» **DO THIS**
Copy out, word for word, the entries from the first line through the line containing "- comment-card: Laura", keeping both of those lines.

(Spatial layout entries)
==========

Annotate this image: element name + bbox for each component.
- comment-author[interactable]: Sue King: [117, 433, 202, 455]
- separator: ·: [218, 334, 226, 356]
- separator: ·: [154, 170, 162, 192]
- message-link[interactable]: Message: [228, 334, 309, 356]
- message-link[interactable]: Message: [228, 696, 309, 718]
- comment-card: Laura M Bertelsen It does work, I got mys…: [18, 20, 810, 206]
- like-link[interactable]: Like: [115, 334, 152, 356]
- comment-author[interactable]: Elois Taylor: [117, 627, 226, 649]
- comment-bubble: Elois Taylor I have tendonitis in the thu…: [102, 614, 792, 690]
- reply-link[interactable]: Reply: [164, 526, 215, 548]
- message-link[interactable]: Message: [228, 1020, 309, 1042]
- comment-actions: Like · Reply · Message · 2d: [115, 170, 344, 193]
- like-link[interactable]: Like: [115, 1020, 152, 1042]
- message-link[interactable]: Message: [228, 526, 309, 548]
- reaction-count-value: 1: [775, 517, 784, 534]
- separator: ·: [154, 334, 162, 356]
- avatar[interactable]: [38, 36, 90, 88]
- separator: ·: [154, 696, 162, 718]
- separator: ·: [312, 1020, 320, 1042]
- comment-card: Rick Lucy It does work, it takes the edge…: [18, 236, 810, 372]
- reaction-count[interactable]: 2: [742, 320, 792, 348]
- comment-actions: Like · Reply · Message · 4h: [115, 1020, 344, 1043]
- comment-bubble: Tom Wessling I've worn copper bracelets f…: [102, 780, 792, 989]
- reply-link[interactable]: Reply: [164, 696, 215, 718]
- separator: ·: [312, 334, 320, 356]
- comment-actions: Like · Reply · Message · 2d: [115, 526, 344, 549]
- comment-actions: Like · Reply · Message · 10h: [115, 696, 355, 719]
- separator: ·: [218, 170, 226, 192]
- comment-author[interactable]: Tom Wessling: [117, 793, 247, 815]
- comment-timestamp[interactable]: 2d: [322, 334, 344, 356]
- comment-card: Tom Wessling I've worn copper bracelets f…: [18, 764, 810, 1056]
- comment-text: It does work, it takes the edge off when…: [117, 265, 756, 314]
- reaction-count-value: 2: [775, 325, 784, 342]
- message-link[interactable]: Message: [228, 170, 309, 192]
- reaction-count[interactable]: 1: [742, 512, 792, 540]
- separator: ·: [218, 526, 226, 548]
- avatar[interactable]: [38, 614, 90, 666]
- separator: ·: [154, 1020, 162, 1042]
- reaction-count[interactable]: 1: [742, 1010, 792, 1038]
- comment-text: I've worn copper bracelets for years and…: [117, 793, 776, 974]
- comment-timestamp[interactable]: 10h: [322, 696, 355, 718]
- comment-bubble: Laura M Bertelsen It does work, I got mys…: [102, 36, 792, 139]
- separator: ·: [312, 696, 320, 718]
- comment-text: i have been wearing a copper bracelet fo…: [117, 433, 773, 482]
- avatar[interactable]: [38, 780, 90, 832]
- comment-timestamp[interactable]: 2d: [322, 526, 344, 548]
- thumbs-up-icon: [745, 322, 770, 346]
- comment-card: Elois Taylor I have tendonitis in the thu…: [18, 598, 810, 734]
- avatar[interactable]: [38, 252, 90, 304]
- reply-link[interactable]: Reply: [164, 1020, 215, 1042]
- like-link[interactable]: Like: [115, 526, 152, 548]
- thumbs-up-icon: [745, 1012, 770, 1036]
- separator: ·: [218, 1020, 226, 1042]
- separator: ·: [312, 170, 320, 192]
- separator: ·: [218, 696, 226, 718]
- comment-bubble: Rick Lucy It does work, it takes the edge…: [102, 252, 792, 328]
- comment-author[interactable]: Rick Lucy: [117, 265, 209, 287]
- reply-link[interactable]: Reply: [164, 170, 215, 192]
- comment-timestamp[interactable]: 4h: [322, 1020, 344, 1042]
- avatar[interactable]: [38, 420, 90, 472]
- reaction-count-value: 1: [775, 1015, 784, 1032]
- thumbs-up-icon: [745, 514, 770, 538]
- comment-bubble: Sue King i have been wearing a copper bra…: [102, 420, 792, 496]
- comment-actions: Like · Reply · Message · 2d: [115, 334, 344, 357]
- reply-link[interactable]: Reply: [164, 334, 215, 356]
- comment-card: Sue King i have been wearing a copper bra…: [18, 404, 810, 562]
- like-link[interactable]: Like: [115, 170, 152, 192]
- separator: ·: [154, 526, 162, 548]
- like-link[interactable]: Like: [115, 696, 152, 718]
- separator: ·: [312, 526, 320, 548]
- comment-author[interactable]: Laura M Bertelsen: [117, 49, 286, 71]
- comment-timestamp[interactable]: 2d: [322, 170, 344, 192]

==========

» **ANSWER FOR THE TASK**
Annotate this image: element name + bbox for each component.
- comment-author[interactable]: Sue King: [117, 433, 202, 455]
- separator: ·: [218, 334, 226, 356]
- separator: ·: [154, 170, 162, 192]
- message-link[interactable]: Message: [228, 334, 309, 356]
- message-link[interactable]: Message: [228, 696, 309, 718]
- comment-card: Laura M Bertelsen It does work, I got mys…: [18, 20, 810, 206]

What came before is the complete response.